Your goal:
Leave out the images; return the rest of the data exactly.
╭─ Records for the task
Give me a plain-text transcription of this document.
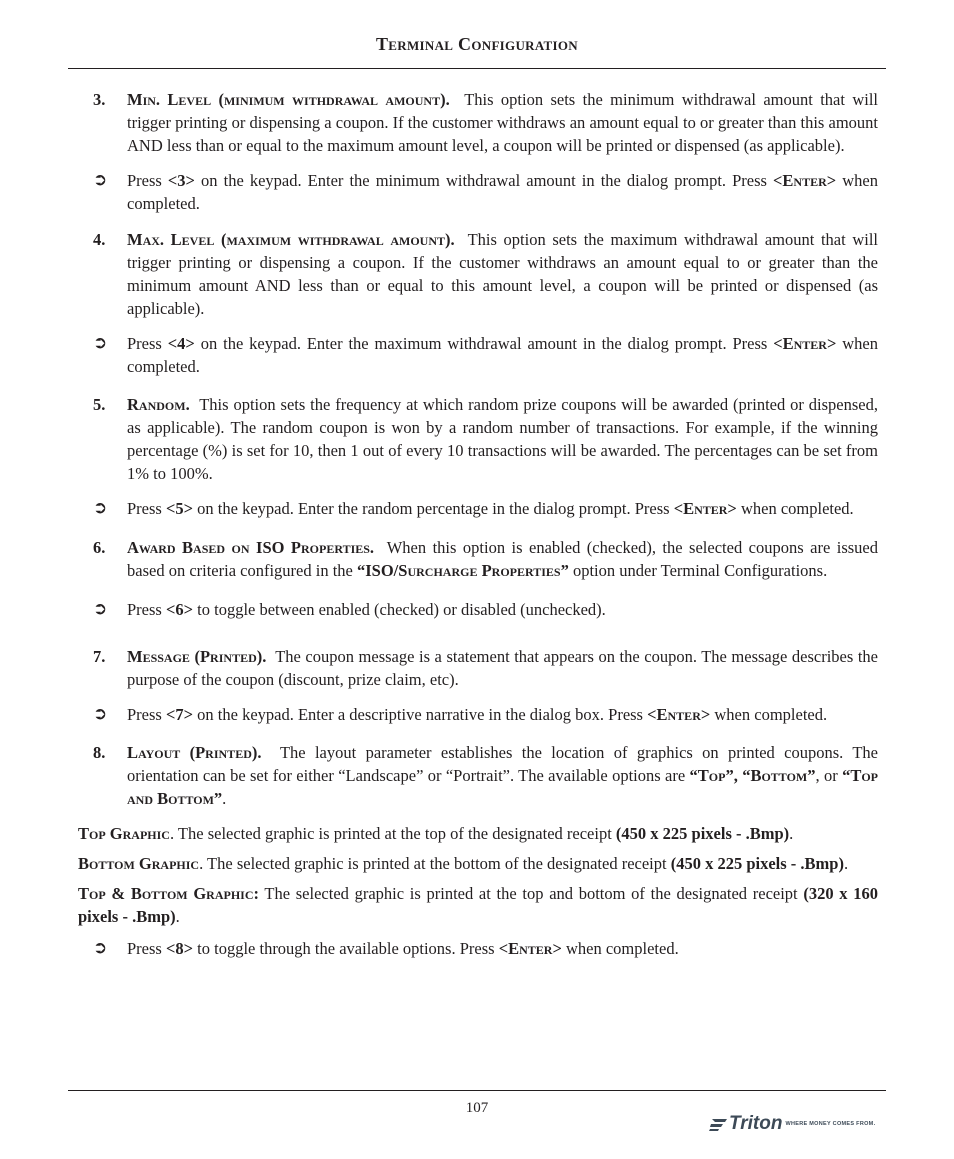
Terminal Configuration
3. Min. Level (minimum withdrawal amount). This option sets the minimum withdrawal amount that will trigger printing or dispensing a coupon. If the customer withdraws an amount equal to or greater than this amount AND less than or equal to the maximum amount level, a coupon will be printed or dispensed (as applicable).
➲ Press <3> on the keypad. Enter the minimum withdrawal amount in the dialog prompt. Press <Enter> when completed.
4. Max. Level (maximum withdrawal amount). This option sets the maximum withdrawal amount that will trigger printing or dispensing a coupon. If the customer withdraws an amount equal to or greater than the minimum amount AND less than or equal to this amount level, a coupon will be printed or dispensed (as applicable).
➲ Press <4> on the keypad. Enter the maximum withdrawal amount in the dialog prompt. Press <Enter> when completed.
5. Random. This option sets the frequency at which random prize coupons will be awarded (printed or dispensed, as applicable). The random coupon is won by a random number of transactions. For example, if the winning percentage (%) is set for 10, then 1 out of every 10 transactions will be awarded. The percentages can be set from 1% to 100%.
➲ Press <5> on the keypad. Enter the random percentage in the dialog prompt. Press <Enter> when completed.
6. Award Based on ISO Properties. When this option is enabled (checked), the selected coupons are issued based on criteria configured in the “ISO/Surcharge Properties” option under Terminal Configurations.
➲ Press <6> to toggle between enabled (checked) or disabled (unchecked).
7. Message (Printed). The coupon message is a statement that appears on the coupon. The message describes the purpose of the coupon (discount, prize claim, etc).
➲ Press <7> on the keypad. Enter a descriptive narrative in the dialog box. Press <Enter> when completed.
8. Layout (Printed). The layout parameter establishes the location of graphics on printed coupons. The orientation can be set for either “Landscape” or “Portrait”. The available options are “Top”, “Bottom”, or “Top and Bottom”.
Top Graphic. The selected graphic is printed at the top of the designated receipt (450 x 225 pixels - .Bmp).
Bottom Graphic. The selected graphic is printed at the bottom of the designated receipt (450 x 225 pixels - .Bmp).
Top & Bottom Graphic: The selected graphic is printed at the top and bottom of the designated receipt (320 x 160 pixels - .Bmp).
➲ Press <8> to toggle through the available options. Press <Enter> when completed.
107
Triton WHERE MONEY COMES FROM.
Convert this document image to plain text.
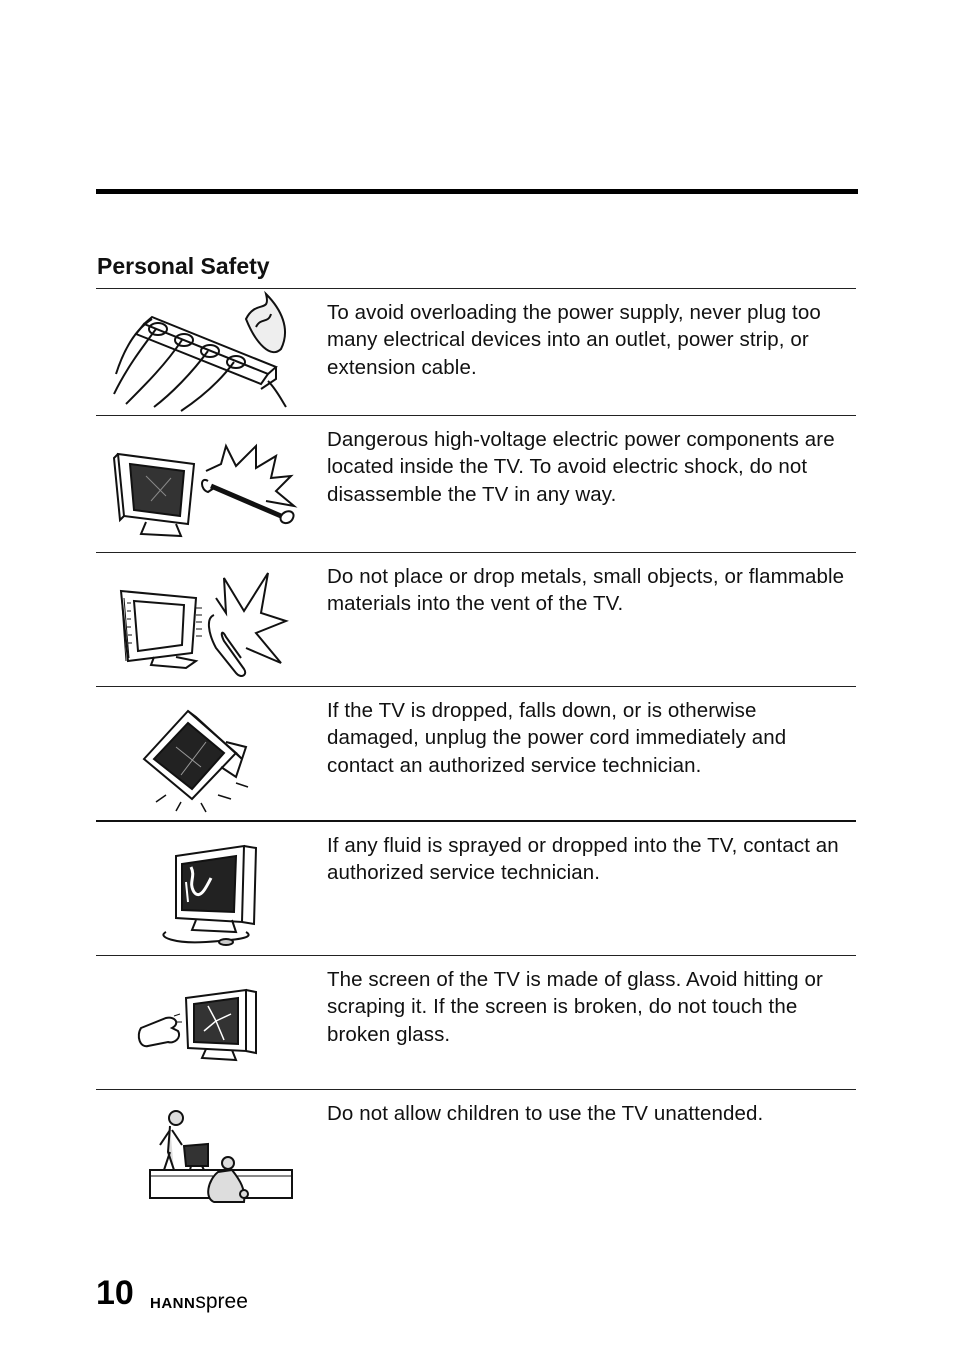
Personal Safety

To avoid overloading the power supply, never plug too many electrical devices into an outlet, power strip, or extension cable.

Dangerous high-voltage electric power components are located inside the TV. To avoid electric shock, do not disassemble the TV in any way.

Do not place or drop metals, small objects, or flammable materials into the vent of the TV.

If the TV is dropped, falls down, or is otherwise damaged, unplug the power cord immediately and contact an authorized service technician.

If any fluid is sprayed or dropped into the TV, contact an authorized service technician.

The screen of the TV is made of glass. Avoid hitting or scraping it. If the screen is broken, do not touch the broken glass.

Do not allow children to use the TV unattended.

10 HANNspree
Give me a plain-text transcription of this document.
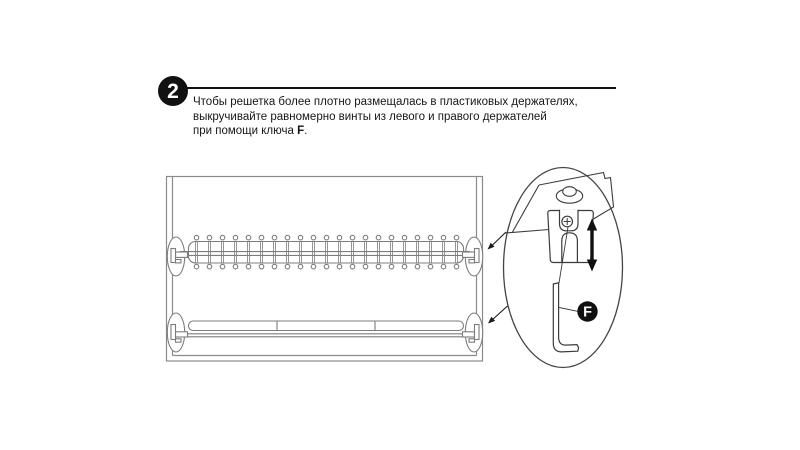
2 Чтобы решетка более плотно размещалась в пластиковых держателях,
выкручивайте равномерно винты из левого и правого держателей
при помощи ключа F.
F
╰─
Output below:
Give me a plain-text transcription of this document.
Terminal Configuration
3. Min. Level (minimum withdrawal amount). This option sets the minimum withdrawal amount that will trigger printing or dispensing a coupon. If the customer withdraws an amount equal to or greater than this amount AND less than or equal to the maximum amount level, a coupon will be printed or dispensed (as applicable).
➲ Press <3> on the keypad. Enter the minimum withdrawal amount in the dialog prompt. Press <Enter> when completed.
4. Max. Level (maximum withdrawal amount). This option sets the maximum withdrawal amount that will trigger printing or dispensing a coupon. If the customer withdraws an amount equal to or greater than the minimum amount AND less than or equal to this amount level, a coupon will be printed or dispensed (as applicable).
➲ Press <4> on the keypad. Enter the maximum withdrawal amount in the dialog prompt. Press <Enter> when completed.
5. Random. This option sets the frequency at which random prize coupons will be awarded (printed or dispensed, as applicable). The random coupon is won by a random number of transactions. For example, if the winning percentage (%) is set for 10, then 1 out of every 10 transactions will be awarded. The percentages can be set from 1% to 100%.
➲ Press <5> on the keypad. Enter the random percentage in the dialog prompt. Press <Enter> when completed.
6. Award Based on ISO Properties. When this option is enabled (checked), the selected coupons are issued based on criteria configured in the “ISO/Surcharge Properties” option under Terminal Configurations.
➲ Press <6> to toggle between enabled (checked) or disabled (unchecked).
7. Message (Printed). The coupon message is a statement that appears on the coupon. The message describes the purpose of the coupon (discount, prize claim, etc).
➲ Press <7> on the keypad. Enter a descriptive narrative in the dialog box. Press <Enter> when completed.
8. Layout (Printed). The layout parameter establishes the location of graphics on printed coupons. The orientation can be set for either “Landscape” or “Portrait”. The available options are “Top”, “Bottom”, or “Top and Bottom”.
Top Graphic. The selected graphic is printed at the top of the designated receipt (450 x 225 pixels - .Bmp).
Bottom Graphic. The selected graphic is printed at the bottom of the designated receipt (450 x 225 pixels - .Bmp).
Top & Bottom Graphic: The selected graphic is printed at the top and bottom of the designated receipt (320 x 160 pixels - .Bmp).
➲ Press <8> to toggle through the available options. Press <Enter> when completed.
107
Triton WHERE MONEY COMES FROM.
Convert this document image to plain text.
Personal Safety

To avoid overloading the power supply, never plug too many electrical devices into an outlet, power strip, or extension cable.

Dangerous high-voltage electric power components are located inside the TV. To avoid electric shock, do not disassemble the TV in any way.

Do not place or drop metals, small objects, or flammable materials into the vent of the TV.

If the TV is dropped, falls down, or is otherwise damaged, unplug the power cord immediately and contact an authorized service technician.

If any fluid is sprayed or dropped into the TV, contact an authorized service technician.

The screen of the TV is made of glass. Avoid hitting or scraping it. If the screen is broken, do not touch the broken glass.

Do not allow children to use the TV unattended.

10 HANNspree
Give me a plain-text transcription of this document.
2 Чтобы решетка более плотно размещалась в пластиковых держателях,
выкручивайте равномерно винты из левого и правого держателей
при помощи ключа F.
F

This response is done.